DIRECTIONS FOR THIS TASK ::
The entries below are to be written out again without alteration.

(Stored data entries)
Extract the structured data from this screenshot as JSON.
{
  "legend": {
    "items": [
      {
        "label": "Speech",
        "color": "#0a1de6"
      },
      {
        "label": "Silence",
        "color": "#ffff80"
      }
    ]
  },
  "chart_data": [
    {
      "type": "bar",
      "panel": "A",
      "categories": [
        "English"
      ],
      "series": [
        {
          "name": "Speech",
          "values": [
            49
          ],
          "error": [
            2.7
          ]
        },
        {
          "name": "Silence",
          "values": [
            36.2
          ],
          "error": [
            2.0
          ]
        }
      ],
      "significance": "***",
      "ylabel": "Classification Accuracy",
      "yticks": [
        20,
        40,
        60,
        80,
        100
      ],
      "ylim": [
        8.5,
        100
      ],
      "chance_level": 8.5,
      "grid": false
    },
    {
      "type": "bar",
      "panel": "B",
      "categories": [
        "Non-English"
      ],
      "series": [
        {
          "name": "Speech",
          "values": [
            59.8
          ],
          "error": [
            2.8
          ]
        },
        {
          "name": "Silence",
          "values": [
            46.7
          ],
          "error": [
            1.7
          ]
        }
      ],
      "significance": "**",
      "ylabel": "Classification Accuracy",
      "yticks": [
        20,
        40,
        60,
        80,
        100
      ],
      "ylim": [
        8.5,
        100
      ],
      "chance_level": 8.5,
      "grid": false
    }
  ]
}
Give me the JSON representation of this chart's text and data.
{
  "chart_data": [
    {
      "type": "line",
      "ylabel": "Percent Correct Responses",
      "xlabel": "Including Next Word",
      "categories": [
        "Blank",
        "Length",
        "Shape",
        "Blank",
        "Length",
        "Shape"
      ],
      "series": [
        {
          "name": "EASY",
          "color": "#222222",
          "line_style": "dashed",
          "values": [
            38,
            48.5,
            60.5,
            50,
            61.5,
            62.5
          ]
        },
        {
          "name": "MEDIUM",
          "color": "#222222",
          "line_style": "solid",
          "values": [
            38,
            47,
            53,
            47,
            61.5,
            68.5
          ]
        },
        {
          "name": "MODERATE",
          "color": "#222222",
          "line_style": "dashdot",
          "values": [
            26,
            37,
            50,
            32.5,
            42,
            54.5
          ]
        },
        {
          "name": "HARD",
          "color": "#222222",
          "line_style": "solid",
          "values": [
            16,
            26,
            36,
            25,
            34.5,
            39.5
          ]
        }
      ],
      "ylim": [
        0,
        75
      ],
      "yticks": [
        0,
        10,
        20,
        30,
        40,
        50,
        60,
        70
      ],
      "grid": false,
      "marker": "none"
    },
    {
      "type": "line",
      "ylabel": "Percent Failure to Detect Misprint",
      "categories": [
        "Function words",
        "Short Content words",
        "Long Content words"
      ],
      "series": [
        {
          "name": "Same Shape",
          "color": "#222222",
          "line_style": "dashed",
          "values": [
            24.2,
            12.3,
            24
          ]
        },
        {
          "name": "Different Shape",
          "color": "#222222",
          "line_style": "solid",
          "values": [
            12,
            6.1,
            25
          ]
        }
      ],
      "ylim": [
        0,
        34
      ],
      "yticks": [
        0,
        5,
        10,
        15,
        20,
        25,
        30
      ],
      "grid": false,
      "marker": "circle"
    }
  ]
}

REPLY TO THE TASK ::
Extract the structured data from this screenshot as JSON.
{
  "legend": {
    "items": [
      {
        "label": "Speech",
        "color": "#0a1de6"
      },
      {
        "label": "Silence",
        "color": "#ffff80"
      }
    ]
  },
  "chart_data": [
    {
      "type": "bar",
      "panel": "A",
      "categories": [
        "English"
      ],
      "series": [
        {
          "name": "Speech",
          "values": [
            49
          ],
          "error": [
            2.7
          ]
        },
        {
          "name": "Silence",
          "values": [
            36.2
          ],
          "error": [
            2.0
          ]
        }
      ],
      "significance": "***",
      "ylabel": "Classification Accuracy",
      "yticks": [
        20,
        40,
        60,
        80,
        100
      ],
      "ylim": [
        8.5,
        100
      ],
      "chance_level": 8.5,
      "grid": false
    },
    {
      "type": "bar",
      "panel": "B",
      "categories": [
        "Non-English"
      ],
      "series": [
        {
          "name": "Speech",
          "values": [
            59.8
          ],
          "error": [
            2.8
          ]
        },
        {
          "name": "Silence",
          "values": [
            46.7
          ],
          "error": [
            1.7
          ]
        }
      ],
      "significance": "**",
      "ylabel": "Classification Accuracy",
      "yticks": [
        20,
        40,
        60,
        80,
        100
      ],
      "ylim": [
        8.5,
        100
      ],
      "chance_level": 8.5,
      "grid": false
    }
  ]
}
Give me the JSON representation of this chart's text and data.
{
  "chart_data": [
    {
      "type": "line",
      "ylabel": "Percent Correct Responses",
      "xlabel": "Including Next Word",
      "categories": [
        "Blank",
        "Length",
        "Shape",
        "Blank",
        "Length",
        "Shape"
      ],
      "series": [
        {
          "name": "EASY",
          "color": "#222222",
          "line_style": "dashed",
          "values": [
            38,
            48.5,
            60.5,
            50,
            61.5,
            62.5
          ]
        },
        {
          "name": "MEDIUM",
          "color": "#222222",
          "line_style": "solid",
          "values": [
            38,
            47,
            53,
            47,
            61.5,
            68.5
          ]
        },
        {
          "name": "MODERATE",
          "color": "#222222",
          "line_style": "dashdot",
          "values": [
            26,
            37,
            50,
            32.5,
            42,
            54.5
          ]
        },
        {
          "name": "HARD",
          "color": "#222222",
          "line_style": "solid",
          "values": [
            16,
            26,
            36,
            25,
            34.5,
            39.5
          ]
        }
      ],
      "ylim": [
        0,
        75
      ],
      "yticks": [
        0,
        10,
        20,
        30,
        40,
        50,
        60,
        70
      ],
      "grid": false,
      "marker": "none"
    },
    {
      "type": "line",
      "ylabel": "Percent Failure to Detect Misprint",
      "categories": [
        "Function words",
        "Short Content words",
        "Long Content words"
      ],
      "series": [
        {
          "name": "Same Shape",
          "color": "#222222",
          "line_style": "dashed",
          "values": [
            24.2,
            12.3,
            24
          ]
        },
        {
          "name": "Different Shape",
          "color": "#222222",
          "line_style": "solid",
          "values": [
            12,
            6.1,
            25
          ]
        }
      ],
      "ylim": [
        0,
        34
      ],
      "yticks": [
        0,
        5,
        10,
        15,
        20,
        25,
        30
      ],
      "grid": false,
      "marker": "circle"
    }
  ]
}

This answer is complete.